## Start DATA FOR THIS TASK

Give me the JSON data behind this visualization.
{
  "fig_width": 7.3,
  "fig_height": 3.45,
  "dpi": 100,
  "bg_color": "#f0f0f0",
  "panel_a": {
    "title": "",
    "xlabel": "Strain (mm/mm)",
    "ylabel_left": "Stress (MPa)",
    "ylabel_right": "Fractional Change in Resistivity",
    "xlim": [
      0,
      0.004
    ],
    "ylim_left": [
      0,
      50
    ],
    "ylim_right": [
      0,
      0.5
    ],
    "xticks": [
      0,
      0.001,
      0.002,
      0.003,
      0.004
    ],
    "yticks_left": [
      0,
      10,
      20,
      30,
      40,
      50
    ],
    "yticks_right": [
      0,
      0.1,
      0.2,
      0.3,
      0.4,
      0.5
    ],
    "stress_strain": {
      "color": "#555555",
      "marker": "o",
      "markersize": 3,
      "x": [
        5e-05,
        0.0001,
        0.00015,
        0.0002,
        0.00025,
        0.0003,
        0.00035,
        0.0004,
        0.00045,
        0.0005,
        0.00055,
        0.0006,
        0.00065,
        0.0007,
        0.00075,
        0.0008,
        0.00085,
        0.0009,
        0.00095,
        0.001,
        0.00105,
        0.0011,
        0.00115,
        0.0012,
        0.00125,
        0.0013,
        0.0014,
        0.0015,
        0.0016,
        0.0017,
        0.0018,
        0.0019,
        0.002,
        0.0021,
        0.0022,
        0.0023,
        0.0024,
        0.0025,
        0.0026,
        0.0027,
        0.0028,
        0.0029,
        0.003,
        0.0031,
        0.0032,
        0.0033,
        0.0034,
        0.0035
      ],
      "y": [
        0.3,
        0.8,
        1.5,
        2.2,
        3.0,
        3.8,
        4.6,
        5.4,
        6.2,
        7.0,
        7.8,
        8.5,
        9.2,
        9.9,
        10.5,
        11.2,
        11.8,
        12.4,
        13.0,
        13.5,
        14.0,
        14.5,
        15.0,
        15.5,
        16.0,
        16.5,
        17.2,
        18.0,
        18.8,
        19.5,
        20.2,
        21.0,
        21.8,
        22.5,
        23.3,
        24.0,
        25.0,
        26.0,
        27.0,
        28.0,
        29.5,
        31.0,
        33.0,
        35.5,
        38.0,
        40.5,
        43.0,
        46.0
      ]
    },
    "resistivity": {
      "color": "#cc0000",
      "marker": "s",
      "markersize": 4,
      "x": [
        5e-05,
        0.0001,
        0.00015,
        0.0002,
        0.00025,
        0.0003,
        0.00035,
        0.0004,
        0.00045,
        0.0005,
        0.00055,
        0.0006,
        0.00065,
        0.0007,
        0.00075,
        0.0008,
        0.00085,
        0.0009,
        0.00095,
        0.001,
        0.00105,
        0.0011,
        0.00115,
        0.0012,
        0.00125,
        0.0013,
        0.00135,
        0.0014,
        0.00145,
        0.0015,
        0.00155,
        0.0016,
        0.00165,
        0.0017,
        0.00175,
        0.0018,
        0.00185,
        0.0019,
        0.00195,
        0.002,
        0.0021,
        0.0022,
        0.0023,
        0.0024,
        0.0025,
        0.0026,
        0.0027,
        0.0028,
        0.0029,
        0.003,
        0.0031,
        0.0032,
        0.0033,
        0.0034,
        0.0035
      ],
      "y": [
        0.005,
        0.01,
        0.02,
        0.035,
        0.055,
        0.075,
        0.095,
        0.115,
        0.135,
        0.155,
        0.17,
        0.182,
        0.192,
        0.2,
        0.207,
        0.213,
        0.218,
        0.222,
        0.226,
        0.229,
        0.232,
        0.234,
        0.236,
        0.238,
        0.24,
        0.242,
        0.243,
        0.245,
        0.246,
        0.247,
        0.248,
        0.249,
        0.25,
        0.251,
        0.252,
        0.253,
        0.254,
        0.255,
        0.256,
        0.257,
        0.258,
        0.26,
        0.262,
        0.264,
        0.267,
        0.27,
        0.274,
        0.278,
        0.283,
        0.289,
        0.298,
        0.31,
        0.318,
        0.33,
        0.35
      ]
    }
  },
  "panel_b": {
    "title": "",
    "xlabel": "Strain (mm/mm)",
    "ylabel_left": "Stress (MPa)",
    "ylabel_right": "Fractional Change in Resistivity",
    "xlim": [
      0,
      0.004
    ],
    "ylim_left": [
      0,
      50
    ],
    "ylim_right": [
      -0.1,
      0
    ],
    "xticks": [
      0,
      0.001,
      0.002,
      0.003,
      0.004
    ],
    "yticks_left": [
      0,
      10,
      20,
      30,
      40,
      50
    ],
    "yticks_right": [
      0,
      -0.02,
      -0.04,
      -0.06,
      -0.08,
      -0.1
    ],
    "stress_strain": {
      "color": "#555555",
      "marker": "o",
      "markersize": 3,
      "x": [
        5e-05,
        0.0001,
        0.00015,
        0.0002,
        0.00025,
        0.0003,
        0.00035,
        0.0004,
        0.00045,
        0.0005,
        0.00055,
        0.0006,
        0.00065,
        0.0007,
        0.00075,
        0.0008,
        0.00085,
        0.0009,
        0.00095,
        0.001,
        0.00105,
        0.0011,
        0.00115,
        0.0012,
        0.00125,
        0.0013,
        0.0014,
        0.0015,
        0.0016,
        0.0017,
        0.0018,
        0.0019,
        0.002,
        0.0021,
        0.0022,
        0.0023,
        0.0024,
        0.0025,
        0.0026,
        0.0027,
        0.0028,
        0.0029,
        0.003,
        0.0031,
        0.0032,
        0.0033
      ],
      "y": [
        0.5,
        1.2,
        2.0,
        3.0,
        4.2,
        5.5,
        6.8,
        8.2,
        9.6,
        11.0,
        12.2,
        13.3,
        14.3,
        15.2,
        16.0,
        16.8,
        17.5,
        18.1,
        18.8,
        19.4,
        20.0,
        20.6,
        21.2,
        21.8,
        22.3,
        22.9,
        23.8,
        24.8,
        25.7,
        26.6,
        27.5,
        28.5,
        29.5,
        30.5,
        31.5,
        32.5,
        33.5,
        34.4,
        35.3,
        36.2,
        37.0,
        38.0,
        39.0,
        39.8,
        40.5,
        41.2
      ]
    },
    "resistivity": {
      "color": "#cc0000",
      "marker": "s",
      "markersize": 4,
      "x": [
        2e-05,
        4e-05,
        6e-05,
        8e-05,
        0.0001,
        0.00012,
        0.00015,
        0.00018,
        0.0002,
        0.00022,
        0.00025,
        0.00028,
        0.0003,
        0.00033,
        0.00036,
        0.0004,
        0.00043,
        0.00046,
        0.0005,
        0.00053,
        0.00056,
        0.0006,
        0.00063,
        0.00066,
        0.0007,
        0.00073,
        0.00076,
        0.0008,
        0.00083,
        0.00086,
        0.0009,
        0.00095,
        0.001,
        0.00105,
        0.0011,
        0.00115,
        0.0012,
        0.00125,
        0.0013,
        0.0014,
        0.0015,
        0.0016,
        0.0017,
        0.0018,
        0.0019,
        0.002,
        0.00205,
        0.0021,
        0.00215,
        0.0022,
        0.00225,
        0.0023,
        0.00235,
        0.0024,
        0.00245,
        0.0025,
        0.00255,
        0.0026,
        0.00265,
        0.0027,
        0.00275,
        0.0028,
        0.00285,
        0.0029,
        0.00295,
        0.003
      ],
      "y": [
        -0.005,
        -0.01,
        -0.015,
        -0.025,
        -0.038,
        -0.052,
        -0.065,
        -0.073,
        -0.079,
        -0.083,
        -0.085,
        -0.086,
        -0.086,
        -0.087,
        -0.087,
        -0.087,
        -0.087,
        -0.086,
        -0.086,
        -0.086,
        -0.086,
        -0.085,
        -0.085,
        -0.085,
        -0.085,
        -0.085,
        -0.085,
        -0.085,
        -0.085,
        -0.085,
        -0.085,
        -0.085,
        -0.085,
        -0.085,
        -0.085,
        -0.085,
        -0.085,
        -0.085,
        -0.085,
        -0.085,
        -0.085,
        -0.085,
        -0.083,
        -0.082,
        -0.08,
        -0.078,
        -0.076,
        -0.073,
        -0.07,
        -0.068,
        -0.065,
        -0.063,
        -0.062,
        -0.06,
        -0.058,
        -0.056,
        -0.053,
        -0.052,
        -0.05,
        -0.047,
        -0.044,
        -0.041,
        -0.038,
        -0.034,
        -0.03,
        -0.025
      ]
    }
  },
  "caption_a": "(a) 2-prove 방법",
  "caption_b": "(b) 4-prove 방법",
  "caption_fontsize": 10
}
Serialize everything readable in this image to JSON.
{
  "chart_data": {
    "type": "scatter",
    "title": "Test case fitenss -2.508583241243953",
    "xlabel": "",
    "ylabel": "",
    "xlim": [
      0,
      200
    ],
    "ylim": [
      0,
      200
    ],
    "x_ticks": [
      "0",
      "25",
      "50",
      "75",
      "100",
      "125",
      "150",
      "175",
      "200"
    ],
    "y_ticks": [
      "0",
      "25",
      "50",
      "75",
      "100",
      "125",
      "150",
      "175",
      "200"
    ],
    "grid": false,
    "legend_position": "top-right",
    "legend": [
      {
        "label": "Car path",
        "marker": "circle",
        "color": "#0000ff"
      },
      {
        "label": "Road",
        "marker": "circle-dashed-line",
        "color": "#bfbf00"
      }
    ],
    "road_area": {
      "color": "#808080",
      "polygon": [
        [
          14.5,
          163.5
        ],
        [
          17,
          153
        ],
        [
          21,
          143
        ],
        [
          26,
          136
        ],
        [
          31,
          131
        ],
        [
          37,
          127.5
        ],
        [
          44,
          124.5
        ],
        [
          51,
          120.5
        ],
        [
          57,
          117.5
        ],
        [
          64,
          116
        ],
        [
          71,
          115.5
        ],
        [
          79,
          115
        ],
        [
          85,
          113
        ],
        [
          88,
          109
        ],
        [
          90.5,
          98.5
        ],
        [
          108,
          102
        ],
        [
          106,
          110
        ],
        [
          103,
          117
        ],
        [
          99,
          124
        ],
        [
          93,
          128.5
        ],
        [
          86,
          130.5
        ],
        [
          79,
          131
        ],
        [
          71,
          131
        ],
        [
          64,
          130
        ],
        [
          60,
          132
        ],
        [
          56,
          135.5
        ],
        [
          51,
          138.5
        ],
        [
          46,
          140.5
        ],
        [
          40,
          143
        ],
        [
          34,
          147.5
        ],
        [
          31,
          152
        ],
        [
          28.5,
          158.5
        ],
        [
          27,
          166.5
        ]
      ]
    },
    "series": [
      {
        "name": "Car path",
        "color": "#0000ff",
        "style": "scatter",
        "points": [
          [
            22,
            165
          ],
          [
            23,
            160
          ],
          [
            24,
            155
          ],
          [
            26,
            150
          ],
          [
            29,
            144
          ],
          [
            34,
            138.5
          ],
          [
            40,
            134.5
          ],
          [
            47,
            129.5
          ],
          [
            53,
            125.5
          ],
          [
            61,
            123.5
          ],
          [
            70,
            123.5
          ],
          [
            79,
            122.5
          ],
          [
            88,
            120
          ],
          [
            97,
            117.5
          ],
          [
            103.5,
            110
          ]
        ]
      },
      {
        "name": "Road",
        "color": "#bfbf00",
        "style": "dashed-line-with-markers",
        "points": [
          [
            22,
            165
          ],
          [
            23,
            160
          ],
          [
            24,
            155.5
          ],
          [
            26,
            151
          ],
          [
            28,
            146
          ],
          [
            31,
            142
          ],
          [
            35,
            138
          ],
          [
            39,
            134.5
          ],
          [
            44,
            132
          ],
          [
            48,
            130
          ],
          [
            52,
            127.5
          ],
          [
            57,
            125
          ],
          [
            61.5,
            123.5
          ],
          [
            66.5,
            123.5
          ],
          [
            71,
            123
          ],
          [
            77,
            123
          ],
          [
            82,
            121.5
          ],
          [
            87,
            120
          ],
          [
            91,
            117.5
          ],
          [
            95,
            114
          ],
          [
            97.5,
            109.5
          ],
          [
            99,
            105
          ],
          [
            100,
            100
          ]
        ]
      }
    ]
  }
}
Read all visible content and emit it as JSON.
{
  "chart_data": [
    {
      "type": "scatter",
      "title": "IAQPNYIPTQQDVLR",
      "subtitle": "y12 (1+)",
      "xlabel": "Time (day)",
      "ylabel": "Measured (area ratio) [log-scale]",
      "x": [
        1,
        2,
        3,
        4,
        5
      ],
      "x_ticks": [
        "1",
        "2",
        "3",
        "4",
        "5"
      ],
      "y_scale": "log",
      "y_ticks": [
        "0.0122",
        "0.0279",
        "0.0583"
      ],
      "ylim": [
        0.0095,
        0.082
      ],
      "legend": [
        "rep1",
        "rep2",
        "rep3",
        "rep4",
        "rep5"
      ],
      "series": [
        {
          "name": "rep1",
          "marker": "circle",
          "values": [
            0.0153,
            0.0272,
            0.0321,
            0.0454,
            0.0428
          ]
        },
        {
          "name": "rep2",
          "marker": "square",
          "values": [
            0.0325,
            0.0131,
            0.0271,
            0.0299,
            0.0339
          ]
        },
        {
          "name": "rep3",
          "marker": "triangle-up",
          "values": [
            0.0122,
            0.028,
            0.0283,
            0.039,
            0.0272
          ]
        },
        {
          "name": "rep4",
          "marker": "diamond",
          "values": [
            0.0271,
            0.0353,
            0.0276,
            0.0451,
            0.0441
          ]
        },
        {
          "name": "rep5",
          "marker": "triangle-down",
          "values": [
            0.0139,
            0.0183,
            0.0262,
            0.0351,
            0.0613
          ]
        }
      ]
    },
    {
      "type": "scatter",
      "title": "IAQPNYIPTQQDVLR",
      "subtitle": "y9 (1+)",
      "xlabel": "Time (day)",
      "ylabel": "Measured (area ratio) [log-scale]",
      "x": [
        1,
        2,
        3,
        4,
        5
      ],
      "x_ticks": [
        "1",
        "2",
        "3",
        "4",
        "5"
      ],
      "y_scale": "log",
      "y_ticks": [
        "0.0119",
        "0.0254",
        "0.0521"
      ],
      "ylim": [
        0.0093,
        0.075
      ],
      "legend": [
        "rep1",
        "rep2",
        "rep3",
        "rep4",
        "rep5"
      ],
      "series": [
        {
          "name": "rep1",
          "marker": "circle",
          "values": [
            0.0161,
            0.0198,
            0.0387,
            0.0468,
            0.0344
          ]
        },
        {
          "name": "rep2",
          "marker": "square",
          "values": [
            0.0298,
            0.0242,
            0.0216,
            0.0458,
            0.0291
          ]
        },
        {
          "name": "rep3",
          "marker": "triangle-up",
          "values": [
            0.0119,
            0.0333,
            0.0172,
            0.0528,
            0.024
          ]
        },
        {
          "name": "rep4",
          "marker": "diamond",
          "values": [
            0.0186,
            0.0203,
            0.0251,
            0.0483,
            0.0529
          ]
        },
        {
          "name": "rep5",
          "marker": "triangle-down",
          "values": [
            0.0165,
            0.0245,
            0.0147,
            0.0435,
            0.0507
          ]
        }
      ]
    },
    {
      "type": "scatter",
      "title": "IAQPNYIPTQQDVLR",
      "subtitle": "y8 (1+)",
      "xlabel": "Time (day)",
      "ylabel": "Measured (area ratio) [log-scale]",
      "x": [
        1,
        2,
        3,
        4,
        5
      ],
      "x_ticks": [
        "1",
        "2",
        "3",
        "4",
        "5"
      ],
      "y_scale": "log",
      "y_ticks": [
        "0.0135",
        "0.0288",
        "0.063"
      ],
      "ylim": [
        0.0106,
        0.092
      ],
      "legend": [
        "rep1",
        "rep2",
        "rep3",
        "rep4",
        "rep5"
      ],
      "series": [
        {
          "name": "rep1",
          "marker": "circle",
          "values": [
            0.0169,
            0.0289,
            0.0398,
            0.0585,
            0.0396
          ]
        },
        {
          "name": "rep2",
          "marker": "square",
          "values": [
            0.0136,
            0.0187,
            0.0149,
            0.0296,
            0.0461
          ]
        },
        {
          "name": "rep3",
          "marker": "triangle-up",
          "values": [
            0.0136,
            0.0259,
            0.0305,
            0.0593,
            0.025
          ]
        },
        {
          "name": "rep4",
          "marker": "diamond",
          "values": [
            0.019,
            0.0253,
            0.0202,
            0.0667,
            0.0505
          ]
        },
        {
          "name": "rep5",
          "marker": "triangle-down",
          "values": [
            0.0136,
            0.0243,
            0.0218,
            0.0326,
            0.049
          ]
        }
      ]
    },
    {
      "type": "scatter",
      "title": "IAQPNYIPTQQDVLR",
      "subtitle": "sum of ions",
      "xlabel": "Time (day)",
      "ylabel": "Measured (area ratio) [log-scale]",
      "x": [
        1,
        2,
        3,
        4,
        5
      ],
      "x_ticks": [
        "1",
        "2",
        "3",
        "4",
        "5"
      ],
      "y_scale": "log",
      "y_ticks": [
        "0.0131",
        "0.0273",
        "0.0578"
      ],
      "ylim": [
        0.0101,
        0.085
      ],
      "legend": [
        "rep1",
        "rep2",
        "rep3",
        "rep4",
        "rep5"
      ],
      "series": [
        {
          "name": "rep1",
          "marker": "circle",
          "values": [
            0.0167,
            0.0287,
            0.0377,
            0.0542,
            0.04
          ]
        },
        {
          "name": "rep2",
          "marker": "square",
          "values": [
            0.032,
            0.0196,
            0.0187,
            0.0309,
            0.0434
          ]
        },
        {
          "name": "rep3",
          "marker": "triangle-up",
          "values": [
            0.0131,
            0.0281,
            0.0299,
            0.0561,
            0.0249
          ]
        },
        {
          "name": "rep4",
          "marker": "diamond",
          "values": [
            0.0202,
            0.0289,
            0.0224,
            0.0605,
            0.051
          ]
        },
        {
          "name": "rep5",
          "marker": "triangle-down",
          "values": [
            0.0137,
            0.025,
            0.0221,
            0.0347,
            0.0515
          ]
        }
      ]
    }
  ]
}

## End DATA FOR THIS TASK

> [TASK INSTRUCTIONS]
Say, as a single number and nothing more, how many lines of the entries contain the word "prove".

> [COMPLETED EXERCISE]
2